→ VORLIEGENDER TEXT:
• • • • • • •
Bremen Stadtteile Osterholz Verden Diepholz Delmenhorst Wesermarsch Oldenburg Rotenburg Cuxhaven Bremerhaven Niedersachsen

Am Staatstheater Oldenburg feiert die Minimal-Music-Oper „Satyagraha“ von Philip Glass Premiere Esoterik nach Noten

Oldenburg. Zeitgenössische Musiktheaterwerke haben es schwer auf unseren Bühnen. So lässt es sich jedenfalls aus der Aufführungsstatistik des Deutschen Bühnenvereins (wir berichteten) ablesen, die unter den 50 meistgespielten Opern keine einzige neueren Entstehungsdatums nennt.
08.02.2016, 00:00 Uhr
Lesedauer: 2 Min
Zur Merkliste
Von Gerhart Asche

Zeitgenössische Musiktheaterwerke haben es schwer auf unseren Bühnen. So lässt es sich jedenfalls aus der Aufführungsstatistik des Deutschen Bühnenvereins (wir berichteten) ablesen, die unter den 50 meistgespielten Opern keine einzige neueren Entstehungsdatums nennt. Trotzdem gibt es solche Zufälle wie jetzt im norddeutschen Bereich, die fast einen anderen Eindruck vermitteln: Zwei Opernhäuser boten hier Zeitgenössisches im Vierzehntagesabstand – nämlich die Hamburgische Staatsoper die Uraufführung von Toshio Hosokawas „Stilles Meer“ und das Oldenburgische Staatstheater seine Premiere von „Satyagraha“, einer frühen minimalistischen Oper von Philip Glass.
• • • • • • •
→ BEREITGESTELLTE DATEN:

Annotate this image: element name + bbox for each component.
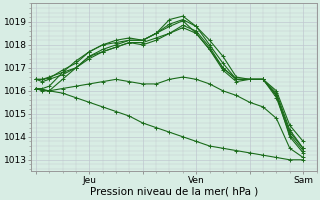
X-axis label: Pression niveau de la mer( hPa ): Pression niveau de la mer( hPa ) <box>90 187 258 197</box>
• • • • • • •
→ AUFGABEN:
1. Nenne alle Personen, die im Artikel über die Oper „Satyagraha“ mit Namen genannt werden.
2. Zitiere aus dem Artikel über die Oper „Satyagraha“ die Stelle von „08.02.2016, 00:00 Uhr“ bis „von Philip Glass.“.
Die Daten stammen aus einer anderen Quelle als der Artikel.

→ LÖSUNGEN:
1. Philip Glass, Gerhart Asche, Toshio Hosokawa

2.
08.02.2016, 00:00 Uhr
Lesedauer: 2 Min
Zur Merkliste
Von Gerhart Asche

Zeitgenössische Musiktheaterwerke haben es schwer auf unseren Bühnen. So lässt es sich jedenfalls aus der Aufführungsstatistik des Deutschen Bühnenvereins (wir berichteten) ablesen, die unter den 50 meistgespielten Opern keine einzige neueren Entstehungsdatums nennt. Trotzdem gibt es solche Zufälle wie jetzt im norddeutschen Bereich, die fast einen anderen Eindruck vermitteln: Zwei Opernhäuser boten hier Zeitgenössisches im Vierzehntagesabstand – nämlich die Hamburgische Staatsoper die Uraufführung von Toshio Hosokawas „Stilles Meer“ und das Oldenburgische Staatstheater seine Premiere von „Satyagraha“, einer frühen minimalistischen Oper von Philip Glass.